_PROBLEM DETAILS_
Identify the lines that contain the string "center" and report only how many there are.

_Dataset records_
— BEGIN —
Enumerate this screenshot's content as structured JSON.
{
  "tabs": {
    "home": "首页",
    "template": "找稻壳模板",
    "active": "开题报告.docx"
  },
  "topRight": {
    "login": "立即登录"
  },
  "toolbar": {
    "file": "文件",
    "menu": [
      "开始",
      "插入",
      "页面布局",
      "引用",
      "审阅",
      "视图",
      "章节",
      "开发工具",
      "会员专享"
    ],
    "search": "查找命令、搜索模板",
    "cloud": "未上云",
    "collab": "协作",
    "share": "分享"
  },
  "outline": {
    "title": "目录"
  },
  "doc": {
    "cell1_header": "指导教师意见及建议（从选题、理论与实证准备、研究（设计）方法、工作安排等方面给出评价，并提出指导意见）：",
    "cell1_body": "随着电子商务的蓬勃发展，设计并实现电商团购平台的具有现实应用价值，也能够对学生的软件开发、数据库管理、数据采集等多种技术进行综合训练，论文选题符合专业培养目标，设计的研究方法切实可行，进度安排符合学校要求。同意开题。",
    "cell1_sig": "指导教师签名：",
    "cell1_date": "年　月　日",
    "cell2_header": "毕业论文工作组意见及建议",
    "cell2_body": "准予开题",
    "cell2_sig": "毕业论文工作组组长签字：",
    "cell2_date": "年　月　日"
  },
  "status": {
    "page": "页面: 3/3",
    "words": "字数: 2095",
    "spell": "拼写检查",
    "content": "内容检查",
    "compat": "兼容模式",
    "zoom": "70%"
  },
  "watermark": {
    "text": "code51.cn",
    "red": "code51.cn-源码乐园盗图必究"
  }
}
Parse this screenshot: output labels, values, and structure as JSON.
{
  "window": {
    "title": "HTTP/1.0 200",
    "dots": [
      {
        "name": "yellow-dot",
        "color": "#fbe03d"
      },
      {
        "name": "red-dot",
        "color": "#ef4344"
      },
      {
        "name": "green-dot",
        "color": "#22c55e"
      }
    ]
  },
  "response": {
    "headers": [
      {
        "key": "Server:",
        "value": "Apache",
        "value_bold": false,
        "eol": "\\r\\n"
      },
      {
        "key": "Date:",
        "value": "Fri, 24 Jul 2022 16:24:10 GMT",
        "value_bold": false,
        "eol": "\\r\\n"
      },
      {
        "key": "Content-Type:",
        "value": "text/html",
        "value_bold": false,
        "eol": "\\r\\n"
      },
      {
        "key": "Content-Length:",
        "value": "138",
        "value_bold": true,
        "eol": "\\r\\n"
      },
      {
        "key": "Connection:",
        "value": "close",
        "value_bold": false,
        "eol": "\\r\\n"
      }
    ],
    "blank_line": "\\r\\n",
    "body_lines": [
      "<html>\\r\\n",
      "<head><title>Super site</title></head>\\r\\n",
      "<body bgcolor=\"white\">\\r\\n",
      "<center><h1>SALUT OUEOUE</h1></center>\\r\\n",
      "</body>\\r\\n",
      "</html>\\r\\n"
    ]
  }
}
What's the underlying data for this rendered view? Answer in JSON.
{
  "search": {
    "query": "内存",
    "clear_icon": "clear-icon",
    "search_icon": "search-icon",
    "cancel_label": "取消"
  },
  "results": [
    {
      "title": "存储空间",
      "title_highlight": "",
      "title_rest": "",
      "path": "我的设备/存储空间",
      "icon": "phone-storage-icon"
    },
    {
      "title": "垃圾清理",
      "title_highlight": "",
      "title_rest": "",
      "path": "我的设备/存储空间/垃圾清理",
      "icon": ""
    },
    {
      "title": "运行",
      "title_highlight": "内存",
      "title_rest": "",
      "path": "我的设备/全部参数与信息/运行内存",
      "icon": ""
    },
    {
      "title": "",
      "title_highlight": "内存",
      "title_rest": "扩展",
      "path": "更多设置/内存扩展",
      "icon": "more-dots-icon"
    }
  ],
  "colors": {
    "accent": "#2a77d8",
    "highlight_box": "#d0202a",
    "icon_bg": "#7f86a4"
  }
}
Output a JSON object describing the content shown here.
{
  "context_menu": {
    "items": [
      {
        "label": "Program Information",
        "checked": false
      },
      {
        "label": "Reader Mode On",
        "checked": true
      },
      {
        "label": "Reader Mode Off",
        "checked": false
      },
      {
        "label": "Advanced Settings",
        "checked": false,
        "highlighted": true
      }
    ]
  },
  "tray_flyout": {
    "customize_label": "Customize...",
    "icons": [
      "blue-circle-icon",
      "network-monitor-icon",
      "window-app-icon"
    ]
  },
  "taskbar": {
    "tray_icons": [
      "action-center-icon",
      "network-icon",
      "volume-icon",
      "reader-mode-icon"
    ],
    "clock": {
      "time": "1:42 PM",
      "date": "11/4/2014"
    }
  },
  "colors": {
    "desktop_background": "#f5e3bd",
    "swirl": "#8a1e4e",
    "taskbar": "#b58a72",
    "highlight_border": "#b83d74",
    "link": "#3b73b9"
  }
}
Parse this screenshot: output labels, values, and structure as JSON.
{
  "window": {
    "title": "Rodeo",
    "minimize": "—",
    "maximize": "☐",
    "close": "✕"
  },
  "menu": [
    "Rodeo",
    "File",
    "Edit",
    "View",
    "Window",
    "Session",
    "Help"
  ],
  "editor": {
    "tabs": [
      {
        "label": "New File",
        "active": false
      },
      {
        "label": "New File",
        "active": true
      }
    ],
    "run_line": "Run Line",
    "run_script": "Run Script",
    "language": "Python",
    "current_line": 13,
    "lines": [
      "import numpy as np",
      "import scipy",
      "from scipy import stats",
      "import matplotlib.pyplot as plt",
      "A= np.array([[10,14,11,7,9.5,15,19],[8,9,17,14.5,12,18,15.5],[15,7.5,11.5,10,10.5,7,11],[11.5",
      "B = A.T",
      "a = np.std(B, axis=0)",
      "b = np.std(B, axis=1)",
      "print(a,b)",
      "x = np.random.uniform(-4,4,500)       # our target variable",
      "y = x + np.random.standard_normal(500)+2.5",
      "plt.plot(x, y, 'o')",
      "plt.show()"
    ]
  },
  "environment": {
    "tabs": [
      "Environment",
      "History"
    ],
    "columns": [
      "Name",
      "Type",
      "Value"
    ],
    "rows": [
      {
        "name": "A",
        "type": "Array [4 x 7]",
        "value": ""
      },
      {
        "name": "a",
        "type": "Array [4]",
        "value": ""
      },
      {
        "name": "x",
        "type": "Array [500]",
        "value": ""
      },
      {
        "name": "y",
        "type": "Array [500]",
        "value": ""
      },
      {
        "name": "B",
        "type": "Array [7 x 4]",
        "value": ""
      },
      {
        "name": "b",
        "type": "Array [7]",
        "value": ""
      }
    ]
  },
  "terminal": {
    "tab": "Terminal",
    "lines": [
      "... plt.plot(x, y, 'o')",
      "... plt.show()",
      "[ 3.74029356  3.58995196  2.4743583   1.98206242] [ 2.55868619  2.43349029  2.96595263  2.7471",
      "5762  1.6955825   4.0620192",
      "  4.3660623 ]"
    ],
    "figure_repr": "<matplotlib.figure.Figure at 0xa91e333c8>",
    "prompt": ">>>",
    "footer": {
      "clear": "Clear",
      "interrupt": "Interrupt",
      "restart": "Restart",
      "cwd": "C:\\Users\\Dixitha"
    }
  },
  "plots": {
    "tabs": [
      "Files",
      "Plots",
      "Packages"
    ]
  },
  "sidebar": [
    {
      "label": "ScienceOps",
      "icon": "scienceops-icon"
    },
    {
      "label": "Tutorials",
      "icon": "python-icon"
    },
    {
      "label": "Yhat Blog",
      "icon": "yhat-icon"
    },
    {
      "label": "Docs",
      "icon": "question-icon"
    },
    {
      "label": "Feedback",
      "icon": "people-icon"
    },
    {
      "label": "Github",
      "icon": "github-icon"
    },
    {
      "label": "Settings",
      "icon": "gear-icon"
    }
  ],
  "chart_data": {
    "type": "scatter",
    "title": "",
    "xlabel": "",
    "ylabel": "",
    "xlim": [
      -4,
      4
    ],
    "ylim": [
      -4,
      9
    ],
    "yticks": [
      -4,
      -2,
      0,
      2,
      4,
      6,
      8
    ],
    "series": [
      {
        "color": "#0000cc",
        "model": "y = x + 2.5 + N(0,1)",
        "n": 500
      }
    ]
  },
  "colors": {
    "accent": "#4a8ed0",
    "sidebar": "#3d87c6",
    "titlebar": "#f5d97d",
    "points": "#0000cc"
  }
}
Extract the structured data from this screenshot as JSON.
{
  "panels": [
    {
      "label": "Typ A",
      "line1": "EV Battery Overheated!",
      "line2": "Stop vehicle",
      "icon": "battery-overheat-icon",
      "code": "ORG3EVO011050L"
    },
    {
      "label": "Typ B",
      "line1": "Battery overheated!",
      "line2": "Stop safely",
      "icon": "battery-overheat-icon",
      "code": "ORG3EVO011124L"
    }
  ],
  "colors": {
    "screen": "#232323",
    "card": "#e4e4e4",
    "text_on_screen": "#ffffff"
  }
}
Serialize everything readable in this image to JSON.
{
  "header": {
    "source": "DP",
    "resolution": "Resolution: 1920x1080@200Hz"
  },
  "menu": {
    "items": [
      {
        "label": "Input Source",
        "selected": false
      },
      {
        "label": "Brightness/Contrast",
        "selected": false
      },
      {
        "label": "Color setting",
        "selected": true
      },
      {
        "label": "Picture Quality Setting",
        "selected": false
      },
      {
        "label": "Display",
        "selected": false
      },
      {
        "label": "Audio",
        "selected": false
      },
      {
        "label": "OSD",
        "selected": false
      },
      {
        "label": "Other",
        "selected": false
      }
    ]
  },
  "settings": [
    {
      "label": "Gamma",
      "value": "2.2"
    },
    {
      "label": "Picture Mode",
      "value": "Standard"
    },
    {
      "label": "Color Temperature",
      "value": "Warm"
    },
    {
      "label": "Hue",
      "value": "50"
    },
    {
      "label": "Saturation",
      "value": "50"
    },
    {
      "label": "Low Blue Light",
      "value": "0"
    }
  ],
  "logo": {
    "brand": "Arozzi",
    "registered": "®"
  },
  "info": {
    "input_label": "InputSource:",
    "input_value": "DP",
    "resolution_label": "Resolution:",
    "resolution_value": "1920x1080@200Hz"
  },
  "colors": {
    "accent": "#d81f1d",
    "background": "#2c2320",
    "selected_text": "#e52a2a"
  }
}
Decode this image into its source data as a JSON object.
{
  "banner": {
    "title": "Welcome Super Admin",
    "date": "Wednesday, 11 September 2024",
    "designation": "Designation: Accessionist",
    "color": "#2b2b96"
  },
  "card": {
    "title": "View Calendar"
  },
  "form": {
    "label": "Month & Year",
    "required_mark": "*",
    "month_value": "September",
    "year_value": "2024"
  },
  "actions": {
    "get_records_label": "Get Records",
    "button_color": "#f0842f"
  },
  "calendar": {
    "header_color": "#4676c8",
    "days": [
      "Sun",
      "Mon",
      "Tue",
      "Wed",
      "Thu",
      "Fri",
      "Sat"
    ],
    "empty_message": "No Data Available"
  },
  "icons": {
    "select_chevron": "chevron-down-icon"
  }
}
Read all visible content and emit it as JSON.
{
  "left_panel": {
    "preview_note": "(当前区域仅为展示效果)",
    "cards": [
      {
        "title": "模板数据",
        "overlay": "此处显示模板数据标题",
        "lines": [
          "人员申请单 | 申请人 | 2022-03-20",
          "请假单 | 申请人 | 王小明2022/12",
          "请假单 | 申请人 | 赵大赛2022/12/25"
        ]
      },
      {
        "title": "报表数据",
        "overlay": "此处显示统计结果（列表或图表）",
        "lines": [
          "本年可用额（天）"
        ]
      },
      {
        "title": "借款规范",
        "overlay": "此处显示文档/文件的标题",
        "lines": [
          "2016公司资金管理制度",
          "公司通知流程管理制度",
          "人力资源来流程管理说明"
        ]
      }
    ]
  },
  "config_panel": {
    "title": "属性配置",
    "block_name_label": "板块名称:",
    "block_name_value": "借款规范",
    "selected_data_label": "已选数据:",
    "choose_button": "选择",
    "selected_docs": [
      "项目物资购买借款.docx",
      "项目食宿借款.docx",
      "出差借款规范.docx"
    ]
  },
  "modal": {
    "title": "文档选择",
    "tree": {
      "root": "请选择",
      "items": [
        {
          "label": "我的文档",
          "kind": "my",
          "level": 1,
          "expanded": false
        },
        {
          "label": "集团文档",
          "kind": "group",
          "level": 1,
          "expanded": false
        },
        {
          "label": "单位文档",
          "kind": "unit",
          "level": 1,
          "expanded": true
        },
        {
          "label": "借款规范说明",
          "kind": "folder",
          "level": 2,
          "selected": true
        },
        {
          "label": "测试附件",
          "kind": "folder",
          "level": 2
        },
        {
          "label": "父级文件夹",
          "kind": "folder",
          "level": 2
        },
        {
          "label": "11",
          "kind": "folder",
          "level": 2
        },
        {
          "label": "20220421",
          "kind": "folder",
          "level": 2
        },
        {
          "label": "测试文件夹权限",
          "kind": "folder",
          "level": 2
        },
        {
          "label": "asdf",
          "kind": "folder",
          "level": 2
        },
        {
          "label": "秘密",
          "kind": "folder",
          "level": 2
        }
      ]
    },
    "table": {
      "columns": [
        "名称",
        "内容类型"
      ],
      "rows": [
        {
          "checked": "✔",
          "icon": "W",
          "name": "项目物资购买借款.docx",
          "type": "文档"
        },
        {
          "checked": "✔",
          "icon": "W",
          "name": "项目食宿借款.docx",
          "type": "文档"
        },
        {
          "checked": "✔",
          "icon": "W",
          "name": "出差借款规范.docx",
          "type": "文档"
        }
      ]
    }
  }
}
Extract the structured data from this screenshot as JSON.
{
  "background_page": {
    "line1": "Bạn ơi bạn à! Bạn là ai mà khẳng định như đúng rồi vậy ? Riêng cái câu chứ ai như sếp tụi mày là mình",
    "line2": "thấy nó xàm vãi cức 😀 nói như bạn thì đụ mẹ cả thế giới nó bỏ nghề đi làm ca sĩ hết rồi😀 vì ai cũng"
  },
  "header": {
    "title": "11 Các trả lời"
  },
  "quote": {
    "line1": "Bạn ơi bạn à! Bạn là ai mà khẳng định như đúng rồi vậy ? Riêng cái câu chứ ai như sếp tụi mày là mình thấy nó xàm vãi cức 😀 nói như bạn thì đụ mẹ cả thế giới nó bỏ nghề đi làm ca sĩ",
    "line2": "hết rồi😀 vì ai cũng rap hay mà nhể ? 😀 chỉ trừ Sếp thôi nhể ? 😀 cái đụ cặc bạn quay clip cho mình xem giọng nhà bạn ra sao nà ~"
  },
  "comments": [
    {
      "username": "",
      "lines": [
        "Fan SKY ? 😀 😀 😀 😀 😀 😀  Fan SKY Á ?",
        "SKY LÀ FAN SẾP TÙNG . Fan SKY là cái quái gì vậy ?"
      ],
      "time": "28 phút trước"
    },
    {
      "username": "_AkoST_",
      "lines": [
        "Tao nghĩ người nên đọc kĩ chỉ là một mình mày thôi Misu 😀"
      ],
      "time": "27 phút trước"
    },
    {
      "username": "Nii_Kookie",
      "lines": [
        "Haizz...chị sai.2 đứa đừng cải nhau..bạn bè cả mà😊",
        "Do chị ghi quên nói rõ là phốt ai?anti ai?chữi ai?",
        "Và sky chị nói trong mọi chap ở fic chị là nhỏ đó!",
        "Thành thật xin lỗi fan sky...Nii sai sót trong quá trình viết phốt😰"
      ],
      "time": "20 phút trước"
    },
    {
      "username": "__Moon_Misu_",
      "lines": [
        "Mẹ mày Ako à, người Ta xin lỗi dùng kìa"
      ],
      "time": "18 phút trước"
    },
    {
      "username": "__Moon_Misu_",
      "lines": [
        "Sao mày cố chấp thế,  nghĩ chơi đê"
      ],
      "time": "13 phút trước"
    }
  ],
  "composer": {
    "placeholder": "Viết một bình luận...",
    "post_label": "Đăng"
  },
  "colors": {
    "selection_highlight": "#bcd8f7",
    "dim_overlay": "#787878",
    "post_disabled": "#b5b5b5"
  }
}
— END —
_THE RESULT_
2